* EXERCISE OBJECTIVE
Pictures in the data below are not part of the copy; transcribe everything else exactly.

+---+

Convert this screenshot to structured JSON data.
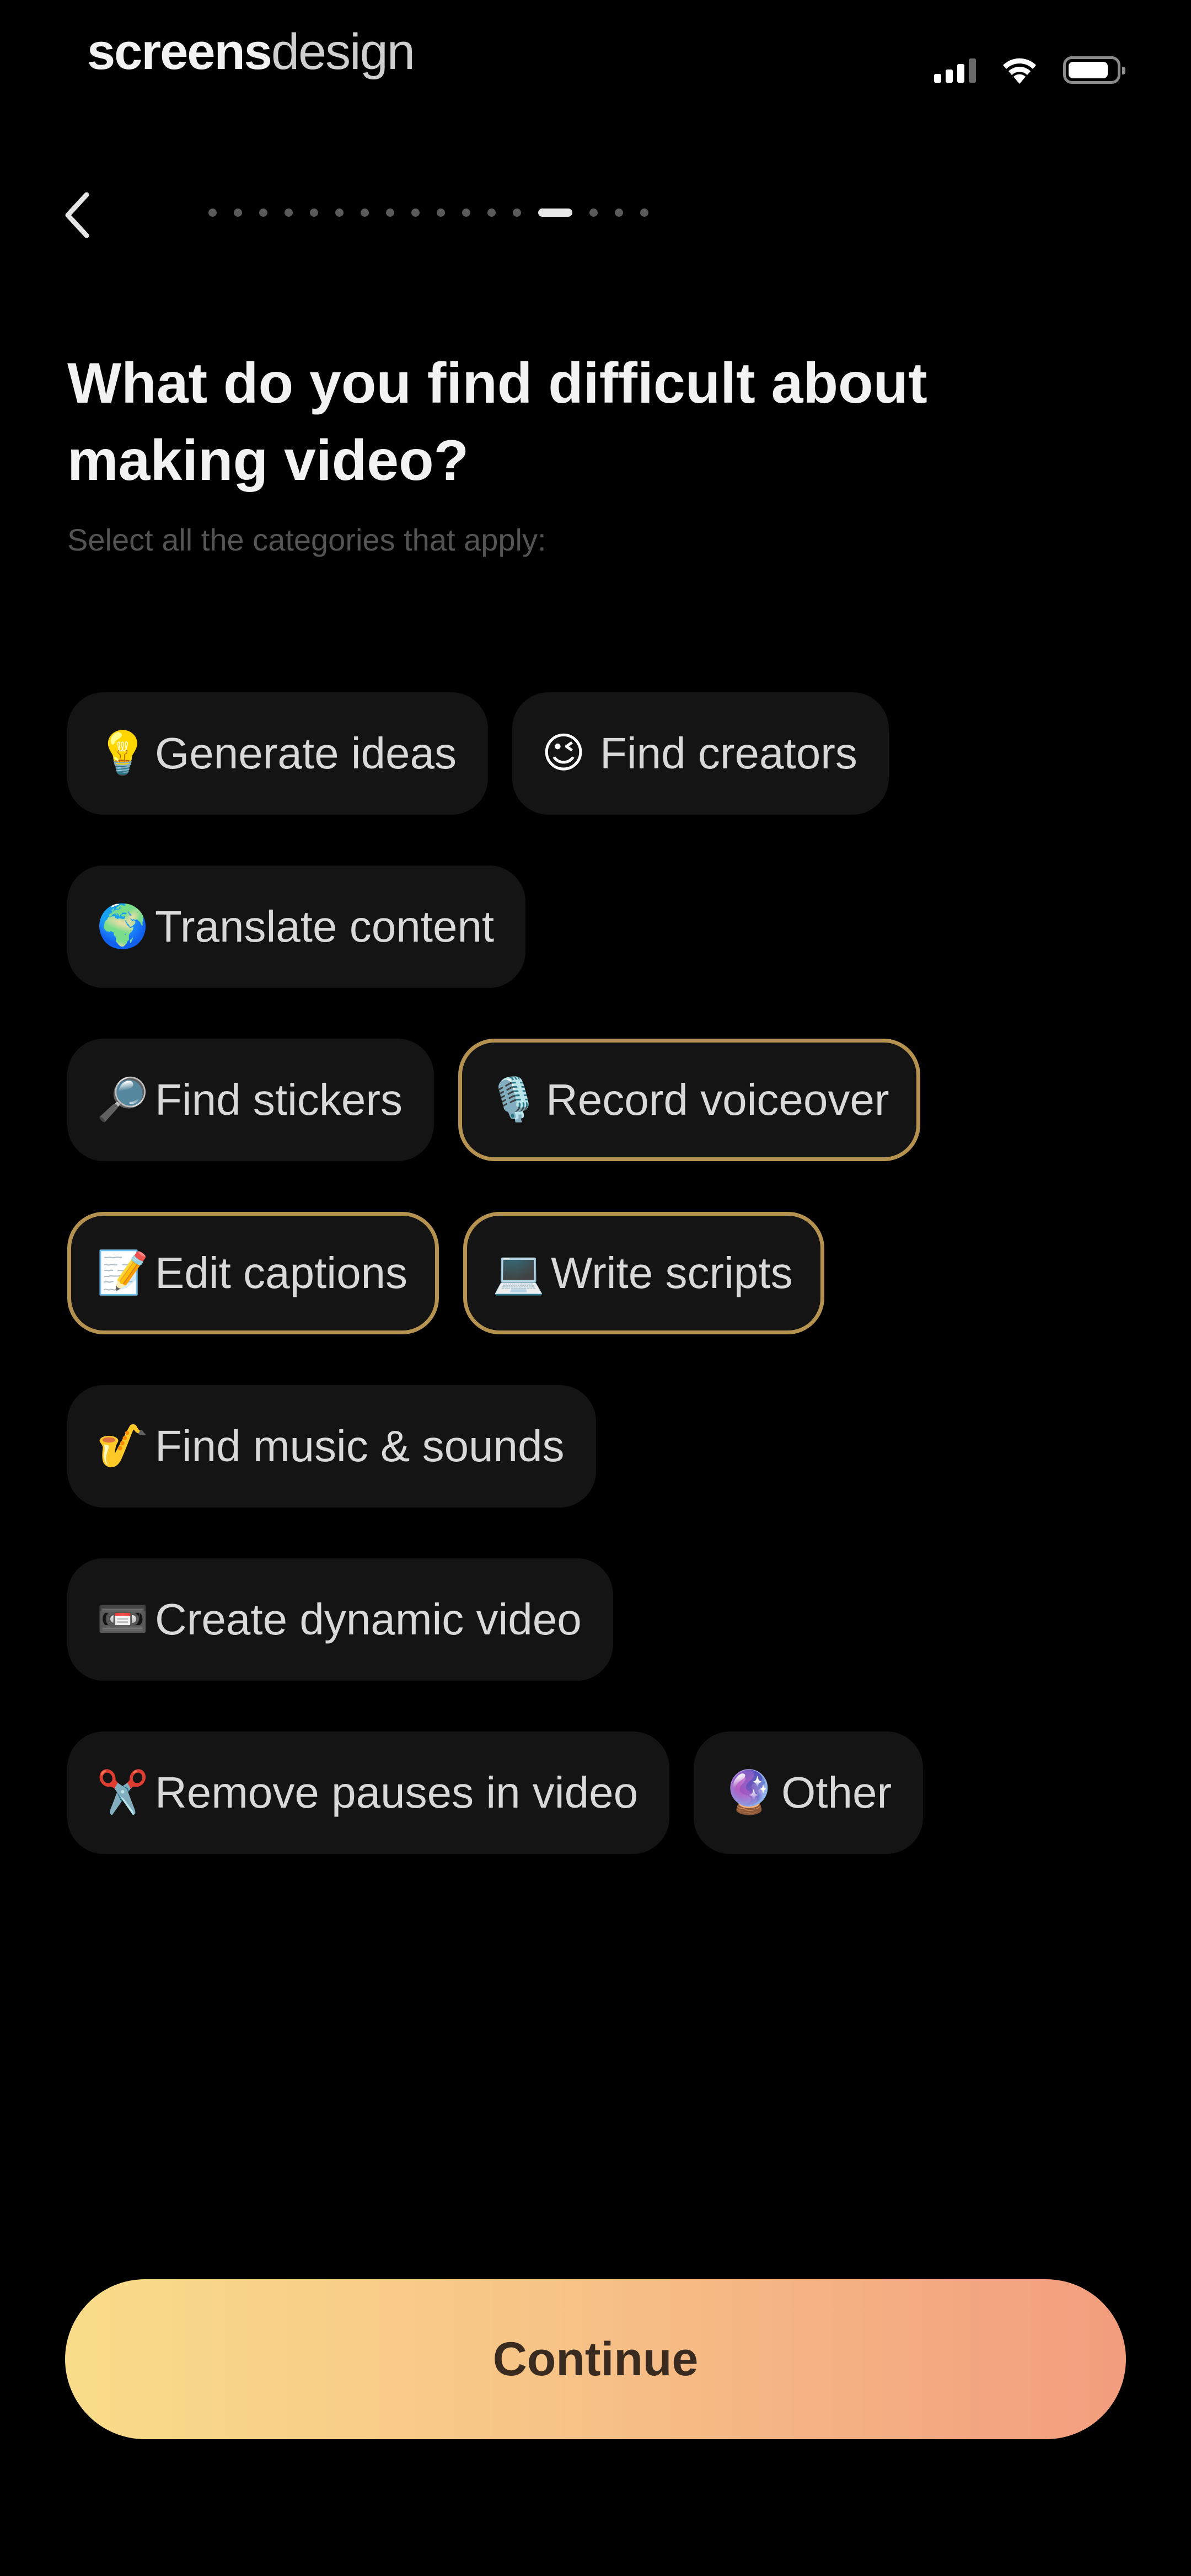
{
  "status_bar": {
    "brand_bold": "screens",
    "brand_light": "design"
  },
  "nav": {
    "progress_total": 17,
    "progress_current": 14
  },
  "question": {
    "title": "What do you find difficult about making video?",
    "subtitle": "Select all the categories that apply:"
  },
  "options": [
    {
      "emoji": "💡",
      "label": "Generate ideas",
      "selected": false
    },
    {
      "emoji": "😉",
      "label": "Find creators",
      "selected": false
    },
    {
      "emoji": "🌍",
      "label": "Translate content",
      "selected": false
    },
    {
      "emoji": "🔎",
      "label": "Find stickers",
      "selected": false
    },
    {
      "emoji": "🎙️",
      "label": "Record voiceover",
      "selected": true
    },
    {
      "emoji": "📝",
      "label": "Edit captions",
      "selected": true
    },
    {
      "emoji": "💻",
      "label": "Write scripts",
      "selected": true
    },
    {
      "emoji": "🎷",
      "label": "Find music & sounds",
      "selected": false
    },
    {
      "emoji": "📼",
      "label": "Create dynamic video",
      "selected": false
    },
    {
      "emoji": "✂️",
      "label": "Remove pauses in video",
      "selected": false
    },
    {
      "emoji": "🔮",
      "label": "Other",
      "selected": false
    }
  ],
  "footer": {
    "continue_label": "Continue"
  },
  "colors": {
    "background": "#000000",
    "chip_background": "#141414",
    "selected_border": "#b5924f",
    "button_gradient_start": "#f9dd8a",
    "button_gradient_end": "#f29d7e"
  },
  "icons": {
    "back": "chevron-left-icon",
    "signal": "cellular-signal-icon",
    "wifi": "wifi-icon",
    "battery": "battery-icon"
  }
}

+---+

* IN RESPONSE
Convert this screenshot to structured JSON data.
{
  "status_bar": {
    "brand_bold": "screens",
    "brand_light": "design"
  },
  "nav": {
    "progress_total": 17,
    "progress_current": 14
  },
  "question": {
    "title": "What do you find difficult about making video?",
    "subtitle": "Select all the categories that apply:"
  },
  "options": [
    {
      "emoji": "💡",
      "label": "Generate ideas",
      "selected": false
    },
    {
      "emoji": "😉",
      "label": "Find creators",
      "selected": false
    },
    {
      "emoji": "🌍",
      "label": "Translate content",
      "selected": false
    },
    {
      "emoji": "🔎",
      "label": "Find stickers",
      "selected": false
    },
    {
      "emoji": "🎙️",
      "label": "Record voiceover",
      "selected": true
    },
    {
      "emoji": "📝",
      "label": "Edit captions",
      "selected": true
    },
    {
      "emoji": "💻",
      "label": "Write scripts",
      "selected": true
    },
    {
      "emoji": "🎷",
      "label": "Find music & sounds",
      "selected": false
    },
    {
      "emoji": "📼",
      "label": "Create dynamic video",
      "selected": false
    },
    {
      "emoji": "✂️",
      "label": "Remove pauses in video",
      "selected": false
    },
    {
      "emoji": "🔮",
      "label": "Other",
      "selected": false
    }
  ],
  "footer": {
    "continue_label": "Continue"
  },
  "colors": {
    "background": "#000000",
    "chip_background": "#141414",
    "selected_border": "#b5924f",
    "button_gradient_start": "#f9dd8a",
    "button_gradient_end": "#f29d7e"
  },
  "icons": {
    "back": "chevron-left-icon",
    "signal": "cellular-signal-icon",
    "wifi": "wifi-icon",
    "battery": "battery-icon"
  }
}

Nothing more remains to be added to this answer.